Transcreva palavra por palavra, do início ao fim, o texto sobre os subsídios ao agronegócio e a situação da indústria nacional.

• Trecho selecionado
┄┄┄┄┄┄┄┄┄┄
O agronegócio desempenha um papel vital na economia brasileira, respondendo por uma fatia significativa do PIB e das exportações nacionais. Contudo, a política de isenção de taxas de exportação e os vultuosos subsídios ao setor, que somam cerca de R$ 158 bilhões, geram um desequilíbrio crítico: enquanto o agro é favorecido, a indústria nacional carece de incentivos equivalentes. Essa disparidade não apenas reforça desigualdades setoriais, mas também contribui para o atraso tecnológico do Brasil.
Importante, mas Prioritário Demais?
A relevância do agronegócio para a segurança alimentar e a balança comercial brasileira é inegável. O setor abastece o mercado global, movimenta bilhões na economia e sustenta milhões de empregos. No entanto, a dependência excessiva de commodities agrícolas compromete a diversificação econômica, um fator crucial para o avanço tecnológico e o desenvolvimento sustentável do país.
A concentração de políticas de incentivo quase exclusivamente no agronegócio deixa a indústria nacional em segundo plano. Historicamente, a indústria foi o principal motor de inovação e desenvolvimento tecnológico no Brasil. Hoje, ela enfrenta dificuldades para competir em um cenário marcado por altos custos, escassos investimentos em pesquisa e desenvolvimento (P&D) e pouca atenção governamental.
Enquanto o agronegócio avança com o uso de insumos importados, como tecnologia de mecanização e biotecnologia, a indústria nacional luta para sobreviver em um ambiente desfavorável, ampliando o desequilíbrio entre os setores e prejudicando o progresso econômico do país como um todo.
┄┄┄┄┄┄┄┄┄┄
• Dados extraídos
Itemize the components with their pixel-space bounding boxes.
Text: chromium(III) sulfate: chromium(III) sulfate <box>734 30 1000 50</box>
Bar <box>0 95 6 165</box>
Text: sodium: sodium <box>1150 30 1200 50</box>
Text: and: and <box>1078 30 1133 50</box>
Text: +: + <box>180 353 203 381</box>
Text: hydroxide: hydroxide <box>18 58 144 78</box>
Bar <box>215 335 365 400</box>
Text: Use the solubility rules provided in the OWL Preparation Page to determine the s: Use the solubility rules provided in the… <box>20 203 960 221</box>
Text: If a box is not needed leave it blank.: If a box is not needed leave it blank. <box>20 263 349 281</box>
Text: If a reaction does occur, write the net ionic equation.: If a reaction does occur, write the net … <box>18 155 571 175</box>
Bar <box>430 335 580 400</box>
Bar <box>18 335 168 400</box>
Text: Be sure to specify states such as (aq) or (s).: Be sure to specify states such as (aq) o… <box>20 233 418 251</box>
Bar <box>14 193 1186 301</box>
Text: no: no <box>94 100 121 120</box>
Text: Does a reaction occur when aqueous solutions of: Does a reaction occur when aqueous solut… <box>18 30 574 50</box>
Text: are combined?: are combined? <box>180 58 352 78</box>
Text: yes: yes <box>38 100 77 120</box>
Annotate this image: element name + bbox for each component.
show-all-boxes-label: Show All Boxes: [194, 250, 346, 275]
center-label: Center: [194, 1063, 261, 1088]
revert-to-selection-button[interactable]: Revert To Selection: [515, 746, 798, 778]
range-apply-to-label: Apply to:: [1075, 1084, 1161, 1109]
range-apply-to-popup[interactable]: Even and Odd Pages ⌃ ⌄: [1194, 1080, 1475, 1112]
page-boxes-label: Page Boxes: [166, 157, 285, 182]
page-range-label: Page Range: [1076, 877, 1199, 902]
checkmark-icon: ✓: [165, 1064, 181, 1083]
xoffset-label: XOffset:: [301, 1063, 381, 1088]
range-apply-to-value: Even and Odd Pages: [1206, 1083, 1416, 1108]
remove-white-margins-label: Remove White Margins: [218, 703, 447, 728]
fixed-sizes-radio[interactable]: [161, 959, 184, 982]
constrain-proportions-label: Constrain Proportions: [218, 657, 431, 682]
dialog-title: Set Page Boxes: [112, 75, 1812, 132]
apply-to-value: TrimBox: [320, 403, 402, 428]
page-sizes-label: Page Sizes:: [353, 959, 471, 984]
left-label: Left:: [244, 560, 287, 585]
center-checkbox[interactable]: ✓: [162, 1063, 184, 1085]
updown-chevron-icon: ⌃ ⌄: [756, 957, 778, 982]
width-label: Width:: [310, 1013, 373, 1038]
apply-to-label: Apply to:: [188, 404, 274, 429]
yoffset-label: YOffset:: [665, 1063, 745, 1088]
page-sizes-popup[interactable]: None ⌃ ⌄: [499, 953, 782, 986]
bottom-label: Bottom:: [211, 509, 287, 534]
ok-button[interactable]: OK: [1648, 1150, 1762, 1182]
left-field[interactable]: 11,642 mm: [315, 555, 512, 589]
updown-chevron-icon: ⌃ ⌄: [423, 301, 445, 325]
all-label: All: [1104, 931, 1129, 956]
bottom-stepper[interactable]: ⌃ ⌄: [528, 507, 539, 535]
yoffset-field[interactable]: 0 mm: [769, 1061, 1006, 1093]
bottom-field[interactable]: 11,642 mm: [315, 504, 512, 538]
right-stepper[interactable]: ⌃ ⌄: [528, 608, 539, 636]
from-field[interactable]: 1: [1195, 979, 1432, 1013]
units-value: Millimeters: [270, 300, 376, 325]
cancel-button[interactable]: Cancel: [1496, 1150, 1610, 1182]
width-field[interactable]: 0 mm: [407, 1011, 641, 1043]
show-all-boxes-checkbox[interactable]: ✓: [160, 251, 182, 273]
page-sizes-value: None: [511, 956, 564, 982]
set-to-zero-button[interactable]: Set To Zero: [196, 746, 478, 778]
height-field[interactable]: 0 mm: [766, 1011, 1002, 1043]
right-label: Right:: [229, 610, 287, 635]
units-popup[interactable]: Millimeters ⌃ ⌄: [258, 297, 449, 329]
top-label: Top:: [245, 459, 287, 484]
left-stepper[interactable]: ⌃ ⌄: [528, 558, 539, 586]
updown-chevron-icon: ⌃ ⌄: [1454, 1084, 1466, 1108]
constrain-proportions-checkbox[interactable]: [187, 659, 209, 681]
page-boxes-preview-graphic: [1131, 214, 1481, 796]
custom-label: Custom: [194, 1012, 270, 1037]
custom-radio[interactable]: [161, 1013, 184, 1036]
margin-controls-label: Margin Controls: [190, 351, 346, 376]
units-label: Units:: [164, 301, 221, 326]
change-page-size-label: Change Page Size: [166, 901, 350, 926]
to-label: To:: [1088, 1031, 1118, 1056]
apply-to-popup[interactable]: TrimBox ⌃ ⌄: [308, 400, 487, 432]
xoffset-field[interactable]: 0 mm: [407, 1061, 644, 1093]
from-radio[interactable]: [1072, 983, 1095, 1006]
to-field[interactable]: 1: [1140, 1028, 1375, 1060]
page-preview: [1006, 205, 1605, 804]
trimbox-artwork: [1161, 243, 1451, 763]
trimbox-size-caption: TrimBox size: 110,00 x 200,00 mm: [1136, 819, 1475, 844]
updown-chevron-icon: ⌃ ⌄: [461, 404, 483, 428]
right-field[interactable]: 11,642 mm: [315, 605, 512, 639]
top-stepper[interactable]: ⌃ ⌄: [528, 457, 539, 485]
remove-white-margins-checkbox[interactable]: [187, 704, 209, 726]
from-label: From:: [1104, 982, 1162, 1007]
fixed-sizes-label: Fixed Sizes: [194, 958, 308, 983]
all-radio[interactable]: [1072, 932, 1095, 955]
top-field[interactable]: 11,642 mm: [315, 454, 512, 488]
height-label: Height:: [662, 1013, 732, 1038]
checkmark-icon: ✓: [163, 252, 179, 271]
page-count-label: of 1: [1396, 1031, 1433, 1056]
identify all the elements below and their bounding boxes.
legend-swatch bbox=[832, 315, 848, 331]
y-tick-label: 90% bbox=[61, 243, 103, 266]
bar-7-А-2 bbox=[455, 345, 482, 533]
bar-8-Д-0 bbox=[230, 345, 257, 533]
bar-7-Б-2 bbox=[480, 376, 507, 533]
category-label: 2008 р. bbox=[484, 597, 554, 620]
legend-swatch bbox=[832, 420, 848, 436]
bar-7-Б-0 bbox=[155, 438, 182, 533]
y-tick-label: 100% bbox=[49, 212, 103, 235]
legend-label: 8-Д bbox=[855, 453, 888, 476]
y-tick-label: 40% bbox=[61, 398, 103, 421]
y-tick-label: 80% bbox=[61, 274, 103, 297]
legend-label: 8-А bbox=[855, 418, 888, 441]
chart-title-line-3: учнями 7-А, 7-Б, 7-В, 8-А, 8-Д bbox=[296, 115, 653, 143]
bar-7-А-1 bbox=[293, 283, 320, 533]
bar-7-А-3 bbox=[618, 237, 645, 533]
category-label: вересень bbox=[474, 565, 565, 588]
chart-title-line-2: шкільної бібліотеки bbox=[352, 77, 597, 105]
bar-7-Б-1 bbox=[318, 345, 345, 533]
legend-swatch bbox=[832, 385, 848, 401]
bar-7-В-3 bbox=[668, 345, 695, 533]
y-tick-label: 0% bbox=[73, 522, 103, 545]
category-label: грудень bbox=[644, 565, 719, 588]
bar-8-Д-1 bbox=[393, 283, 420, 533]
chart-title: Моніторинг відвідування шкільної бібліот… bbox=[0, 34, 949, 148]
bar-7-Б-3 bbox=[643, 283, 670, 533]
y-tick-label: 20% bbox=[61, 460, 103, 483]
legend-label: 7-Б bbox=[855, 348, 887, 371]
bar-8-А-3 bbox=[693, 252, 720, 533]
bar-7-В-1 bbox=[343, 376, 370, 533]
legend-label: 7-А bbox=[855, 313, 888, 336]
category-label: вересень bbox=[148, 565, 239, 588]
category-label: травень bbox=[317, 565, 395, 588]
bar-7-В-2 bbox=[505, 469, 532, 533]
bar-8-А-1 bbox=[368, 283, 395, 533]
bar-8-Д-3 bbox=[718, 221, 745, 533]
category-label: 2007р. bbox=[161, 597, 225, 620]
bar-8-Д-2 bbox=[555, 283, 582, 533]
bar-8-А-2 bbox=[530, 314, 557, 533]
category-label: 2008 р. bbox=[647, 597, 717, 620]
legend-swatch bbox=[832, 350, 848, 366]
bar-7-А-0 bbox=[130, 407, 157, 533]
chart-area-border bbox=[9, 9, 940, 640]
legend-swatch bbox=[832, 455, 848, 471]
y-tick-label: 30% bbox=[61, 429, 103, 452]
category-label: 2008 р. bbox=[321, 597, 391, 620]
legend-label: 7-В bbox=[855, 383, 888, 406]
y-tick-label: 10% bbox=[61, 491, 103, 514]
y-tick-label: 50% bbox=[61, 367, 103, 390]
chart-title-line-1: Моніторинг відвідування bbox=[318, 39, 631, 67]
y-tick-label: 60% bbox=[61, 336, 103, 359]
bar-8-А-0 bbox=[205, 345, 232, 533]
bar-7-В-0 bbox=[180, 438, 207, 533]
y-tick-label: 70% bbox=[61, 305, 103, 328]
┄┄┄┄┄┄┄┄┄┄
• Resolução do exercício
O agronegócio desempenha um papel vital na economia brasileira, respondendo por uma fatia significativa do PIB e das exportações nacionais. Contudo, a política de isenção de taxas de exportação e os vultuosos subsídios ao setor, que somam cerca de R$ 158 bilhões, geram um desequilíbrio crítico: enquanto o agro é favorecido, a indústria nacional carece de incentivos equivalentes. Essa disparidade não apenas reforça desigualdades setoriais, mas também contribui para o atraso tecnológico do Brasil.
Importante, mas Prioritário Demais?
A relevância do agronegócio para a segurança alimentar e a balança comercial brasileira é inegável. O setor abastece o mercado global, movimenta bilhões na economia e sustenta milhões de empregos. No entanto, a dependência excessiva de commodities agrícolas compromete a diversificação econômica, um fator crucial para o avanço tecnológico e o desenvolvimento sustentável do país.
A concentração de políticas de incentivo quase exclusivamente no agronegócio deixa a indústria nacional em segundo plano. Historicamente, a indústria foi o principal motor de inovação e desenvolvimento tecnológico no Brasil. Hoje, ela enfrenta dificuldades para competir em um cenário marcado por altos custos, escassos investimentos em pesquisa e desenvolvimento (P&D) e pouca atenção governamental.
Enquanto o agronegócio avança com o uso de insumos importados, como tecnologia de mecanização e biotecnologia, a indústria nacional luta para sobreviver em um ambiente desfavorável, ampliando o desequilíbrio entre os setores e prejudicando o progresso econômico do país como um todo.